EXERCISE >> Images excluded, repeat each entry below exactly.

Dataset rows
+--

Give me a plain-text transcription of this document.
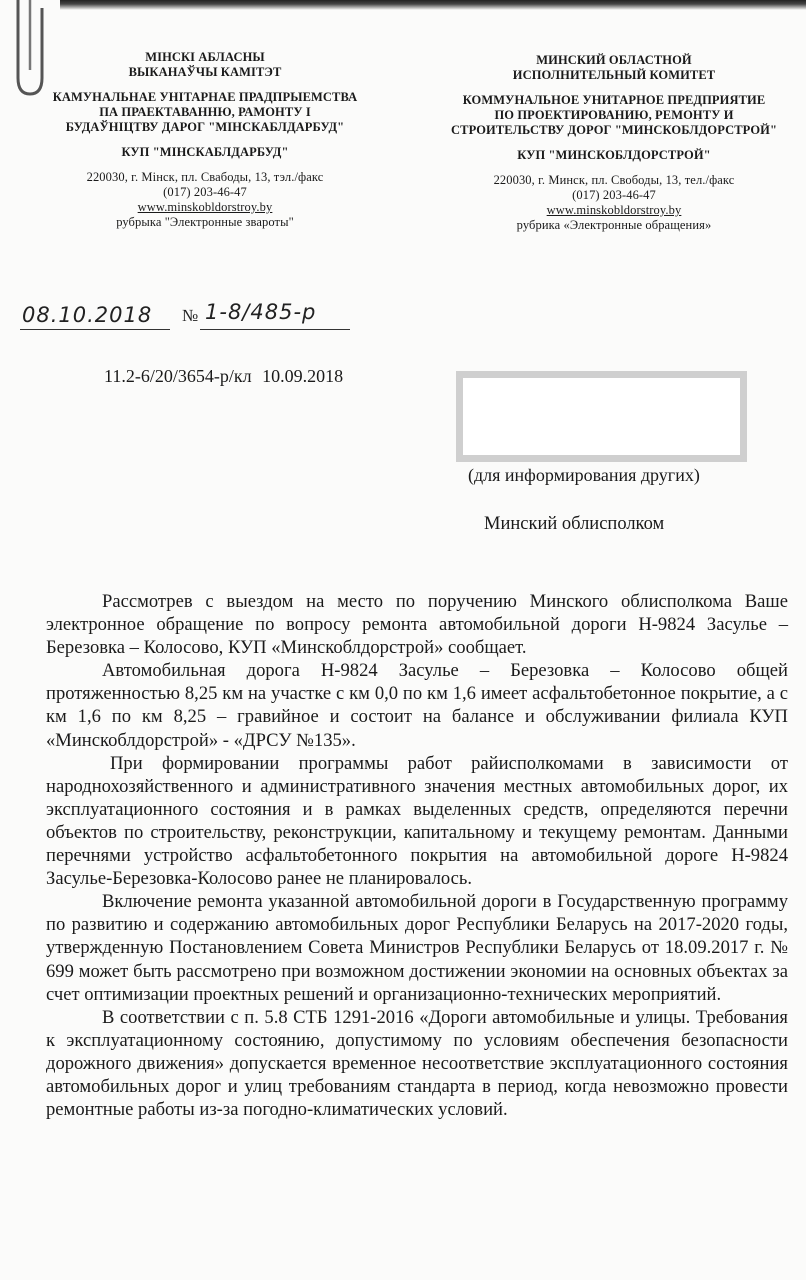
МІНСКІ АБЛАСНЫ
ВЫКАНАЎЧЫ КАМІТЭТ
КАМУНАЛЬНАЕ УНІТАРНАЕ ПРАДПРЫЕМСТВА
ПА ПРАЕКТАВАННЮ, РАМОНТУ І
БУДАЎНІЦТВУ ДАРОГ "МІНСКАБЛДАРБУД"
КУП "МІНСКАБЛДАРБУД"
220030, г. Мінск, пл. Свабоды, 13, тэл./факс
(017) 203-46-47
www.minskobldorstroy.by
рубрыка "Электронные звароты"
МИНСКИЙ ОБЛАСТНОЙ
ИСПОЛНИТЕЛЬНЫЙ КОМИТЕТ
КОММУНАЛЬНОЕ УНИТАРНОЕ ПРЕДПРИЯТИЕ
ПО ПРОЕКТИРОВАНИЮ, РЕМОНТУ И
СТРОИТЕЛЬСТВУ ДОРОГ "МИНСКОБЛДОРСТРОЙ"
КУП "МИНСКОБЛДОРСТРОЙ"
220030, г. Минск, пл. Свободы, 13, тел./факс
(017) 203-46-47
www.minskobldorstroy.by
рубрика «Электронные обращения»
08.10.2018 № 1-8/485-р
11.2-6/20/3654-р/кл 10.09.2018
(для информирования других)
Минский облисполком

Рассмотрев с выездом на место по поручению Минского облисполкома Ваше электронное обращение по вопросу ремонта автомобильной дороги Н-9824 Засулье – Березовка – Колосово, КУП «Минскоблдорстрой» сообщает.

Автомобильная дорога Н-9824 Засулье – Березовка – Колосово общей протяженностью 8,25 км на участке с км 0,0 по км 1,6 имеет асфальтобетонное покрытие, а с км 1,6 по км 8,25 – гравийное и состоит на балансе и обслуживании филиала КУП «Минскоблдорстрой» - «ДРСУ №135».

При формировании программы работ райисполкомами в зависимости от народнохозяйственного и административного значения местных автомобильных дорог, их эксплуатационного состояния и в рамках выделенных средств, определяются перечни объектов по строительству, реконструкции, капитальному и текущему ремонтам. Данными перечнями устройство асфальтобетонного покрытия на автомобильной дороге Н-9824 Засулье-Березовка-Колосово ранее не планировалось.

Включение ремонта указанной автомобильной дороги в Государственную программу по развитию и содержанию автомобильных дорог Республики Беларусь на 2017-2020 годы, утвержденную Постановлением Совета Министров Республики Беларусь от 18.09.2017 г. № 699 может быть рассмотрено при возможном достижении экономии на основных объектах за счет оптимизации проектных решений и организационно-технических мероприятий.

В соответствии с п. 5.8 СТБ 1291-2016 «Дороги автомобильные и улицы. Требования к эксплуатационному состоянию, допустимому по условиям обеспечения безопасности дорожного движения» допускается временное несоответствие эксплуатационного состояния автомобильных дорог и улиц требованиям стандарта в период, когда невозможно провести ремонтные работы из-за погодно-климатических условий.
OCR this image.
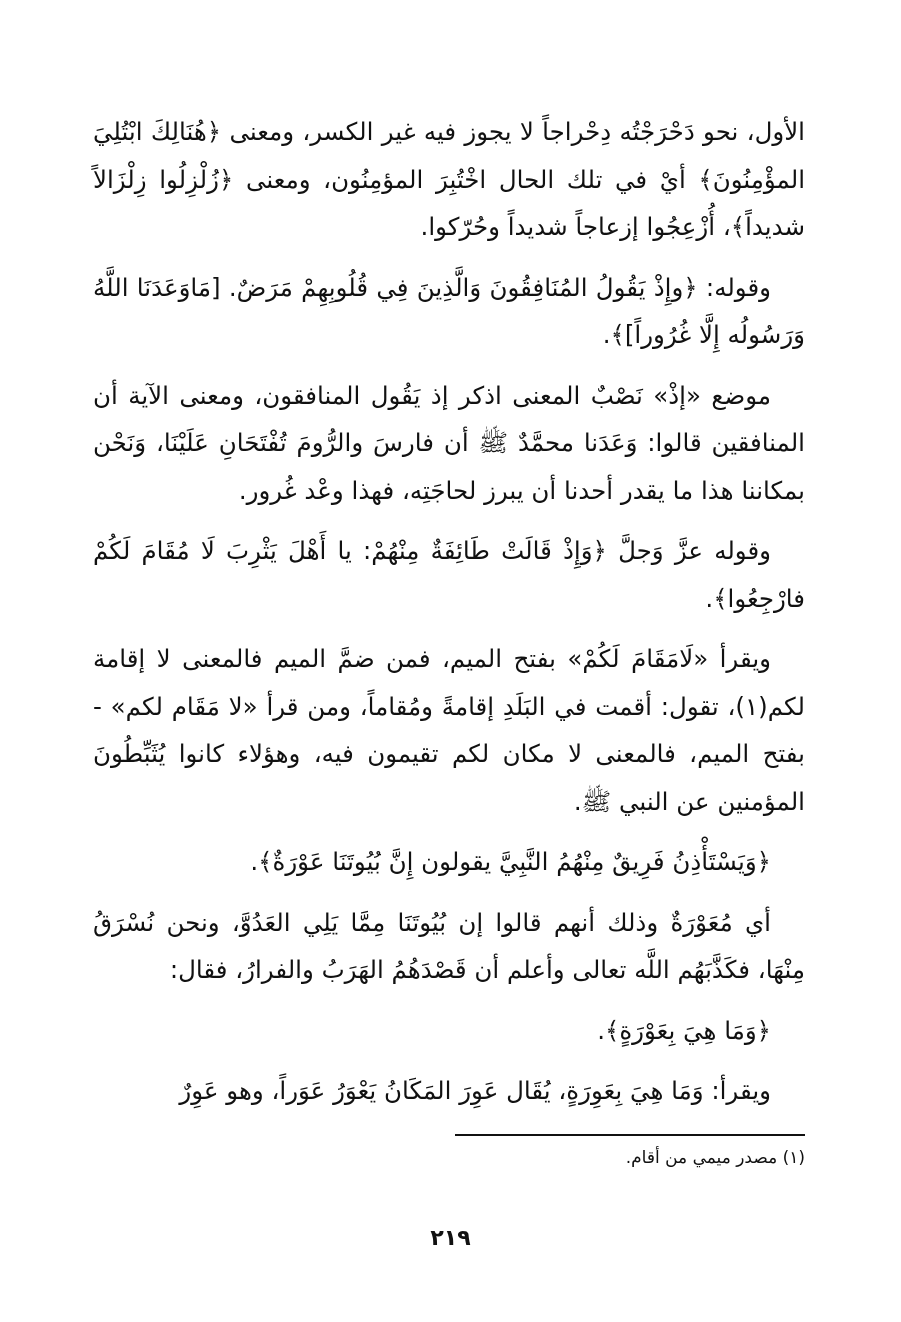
الأول، نحو دَحْرَجْتُه دِحْراجاً لا يجوز فيه غير الكسر، ومعنى ﴿هُنَالِكَ ابْتُلِيَ المؤْمِنُونَ﴾ أيْ في تلك الحال اخْتُبِرَ المؤمِنُون، ومعنى ﴿زُلْزِلُوا زِلْزَالاً شديداً﴾، أُزْعِجُوا إزعاجاً شديداً وحُرّكوا.

وقوله: ﴿وإِذْ يَقُولُ المُنَافِقُونَ وَالَّذِينَ فِي قُلُوبِهِمْ مَرَضٌ. [مَاوَعَدَنَا اللَّهُ وَرَسُولُه إِلَّا غُرُوراً]﴾.

موضع «إذْ» نَصْبٌ المعنى اذكر إذ يَقُول المنافقون، ومعنى الآية أن المنافقين قالوا: وَعَدَنا محمَّدٌ ﷺ أن فارسَ والرُّومَ تُفْتَحَانِ عَلَيْنَا، وَنَحْن بمكاننا هذا ما يقدر أحدنا أن يبرز لحاجَتِه، فهذا وعْد غُرور.

وقوله عزَّ وَجلَّ ﴿وَإِذْ قَالَتْ طَائِفَةٌ مِنْهُمْ: يا أَهْلَ يَثْرِبَ لَا مُقَامَ لَكُمْ فارْجِعُوا﴾.

ويقرأ «لَامَقَامَ لَكُمْ» بفتح الميم، فمن ضمَّ الميم فالمعنى لا إقامة لكم(١)، تقول: أقمت في البَلَدِ إقامةً ومُقاماً، ومن قرأ «لا مَقَام لكم» - بفتح الميم، فالمعنى لا مكان لكم تقيمون فيه، وهؤلاء كانوا يُثَبِّطُونَ المؤمنين عن النبي ﷺ.

﴿وَيَسْتَأْذِنُ فَرِيقٌ مِنْهُمُ النَّبِيَّ يقولون إِنَّ بُيُوتَنَا عَوْرَةٌ﴾.

أي مُعَوْرَةٌ وذلك أنهم قالوا إن بُيُوتَنَا مِمَّا يَلِي العَدُوَّ، ونحن نُسْرَقُ مِنْهَا، فكَذَّبَهُم اللَّه تعالى وأعلم أن قَصْدَهُمُ الهَرَبُ والفرارُ، فقال:

﴿وَمَا هِيَ بِعَوْرَةٍ﴾.

ويقرأ: وَمَا هِيَ بِعَوِرَةٍ، يُقَال عَوِرَ المَكَانُ يَعْوَرُ عَوَراً، وهو عَوِرٌ

(١) مصدر ميمي من أقام.
٢١٩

+--

EXERCISE RESULT >>
Give me a plain-text transcription of this document.
МІНСКІ АБЛАСНЫ
ВЫКАНАЎЧЫ КАМІТЭТ
КАМУНАЛЬНАЕ УНІТАРНАЕ ПРАДПРЫЕМСТВА
ПА ПРАЕКТАВАННЮ, РАМОНТУ І
БУДАЎНІЦТВУ ДАРОГ "МІНСКАБЛДАРБУД"
КУП "МІНСКАБЛДАРБУД"
220030, г. Мінск, пл. Свабоды, 13, тэл./факс
(017) 203-46-47
www.minskobldorstroy.by
рубрыка "Электронные звароты"
МИНСКИЙ ОБЛАСТНОЙ
ИСПОЛНИТЕЛЬНЫЙ КОМИТЕТ
КОММУНАЛЬНОЕ УНИТАРНОЕ ПРЕДПРИЯТИЕ
ПО ПРОЕКТИРОВАНИЮ, РЕМОНТУ И
СТРОИТЕЛЬСТВУ ДОРОГ "МИНСКОБЛДОРСТРОЙ"
КУП "МИНСКОБЛДОРСТРОЙ"
220030, г. Минск, пл. Свободы, 13, тел./факс
(017) 203-46-47
www.minskobldorstroy.by
рубрика «Электронные обращения»
08.10.2018 № 1-8/485-р
11.2-6/20/3654-р/кл 10.09.2018
(для информирования других)
Минский облисполком

Рассмотрев с выездом на место по поручению Минского облисполкома Ваше электронное обращение по вопросу ремонта автомобильной дороги Н-9824 Засулье – Березовка – Колосово, КУП «Минскоблдорстрой» сообщает.

Автомобильная дорога Н-9824 Засулье – Березовка – Колосово общей протяженностью 8,25 км на участке с км 0,0 по км 1,6 имеет асфальтобетонное покрытие, а с км 1,6 по км 8,25 – гравийное и состоит на балансе и обслуживании филиала КУП «Минскоблдорстрой» - «ДРСУ №135».

При формировании программы работ райисполкомами в зависимости от народнохозяйственного и административного значения местных автомобильных дорог, их эксплуатационного состояния и в рамках выделенных средств, определяются перечни объектов по строительству, реконструкции, капитальному и текущему ремонтам. Данными перечнями устройство асфальтобетонного покрытия на автомобильной дороге Н-9824 Засулье-Березовка-Колосово ранее не планировалось.

Включение ремонта указанной автомобильной дороги в Государственную программу по развитию и содержанию автомобильных дорог Республики Беларусь на 2017-2020 годы, утвержденную Постановлением Совета Министров Республики Беларусь от 18.09.2017 г. № 699 может быть рассмотрено при возможном достижении экономии на основных объектах за счет оптимизации проектных решений и организационно-технических мероприятий.

В соответствии с п. 5.8 СТБ 1291-2016 «Дороги автомобильные и улицы. Требования к эксплуатационному состоянию, допустимому по условиям обеспечения безопасности дорожного движения» допускается временное несоответствие эксплуатационного состояния автомобильных дорог и улиц требованиям стандарта в период, когда невозможно провести ремонтные работы из-за погодно-климатических условий.
OCR this image.
الأول، نحو دَحْرَجْتُه دِحْراجاً لا يجوز فيه غير الكسر، ومعنى ﴿هُنَالِكَ ابْتُلِيَ المؤْمِنُونَ﴾ أيْ في تلك الحال اخْتُبِرَ المؤمِنُون، ومعنى ﴿زُلْزِلُوا زِلْزَالاً شديداً﴾، أُزْعِجُوا إزعاجاً شديداً وحُرّكوا.

وقوله: ﴿وإِذْ يَقُولُ المُنَافِقُونَ وَالَّذِينَ فِي قُلُوبِهِمْ مَرَضٌ. [مَاوَعَدَنَا اللَّهُ وَرَسُولُه إِلَّا غُرُوراً]﴾.

موضع «إذْ» نَصْبٌ المعنى اذكر إذ يَقُول المنافقون، ومعنى الآية أن المنافقين قالوا: وَعَدَنا محمَّدٌ ﷺ أن فارسَ والرُّومَ تُفْتَحَانِ عَلَيْنَا، وَنَحْن بمكاننا هذا ما يقدر أحدنا أن يبرز لحاجَتِه، فهذا وعْد غُرور.

وقوله عزَّ وَجلَّ ﴿وَإِذْ قَالَتْ طَائِفَةٌ مِنْهُمْ: يا أَهْلَ يَثْرِبَ لَا مُقَامَ لَكُمْ فارْجِعُوا﴾.

ويقرأ «لَامَقَامَ لَكُمْ» بفتح الميم، فمن ضمَّ الميم فالمعنى لا إقامة لكم(١)، تقول: أقمت في البَلَدِ إقامةً ومُقاماً، ومن قرأ «لا مَقَام لكم» - بفتح الميم، فالمعنى لا مكان لكم تقيمون فيه، وهؤلاء كانوا يُثَبِّطُونَ المؤمنين عن النبي ﷺ.

﴿وَيَسْتَأْذِنُ فَرِيقٌ مِنْهُمُ النَّبِيَّ يقولون إِنَّ بُيُوتَنَا عَوْرَةٌ﴾.

أي مُعَوْرَةٌ وذلك أنهم قالوا إن بُيُوتَنَا مِمَّا يَلِي العَدُوَّ، ونحن نُسْرَقُ مِنْهَا، فكَذَّبَهُم اللَّه تعالى وأعلم أن قَصْدَهُمُ الهَرَبُ والفرارُ، فقال:

﴿وَمَا هِيَ بِعَوْرَةٍ﴾.

ويقرأ: وَمَا هِيَ بِعَوِرَةٍ، يُقَال عَوِرَ المَكَانُ يَعْوَرُ عَوَراً، وهو عَوِرٌ

(١) مصدر ميمي من أقام.
٢١٩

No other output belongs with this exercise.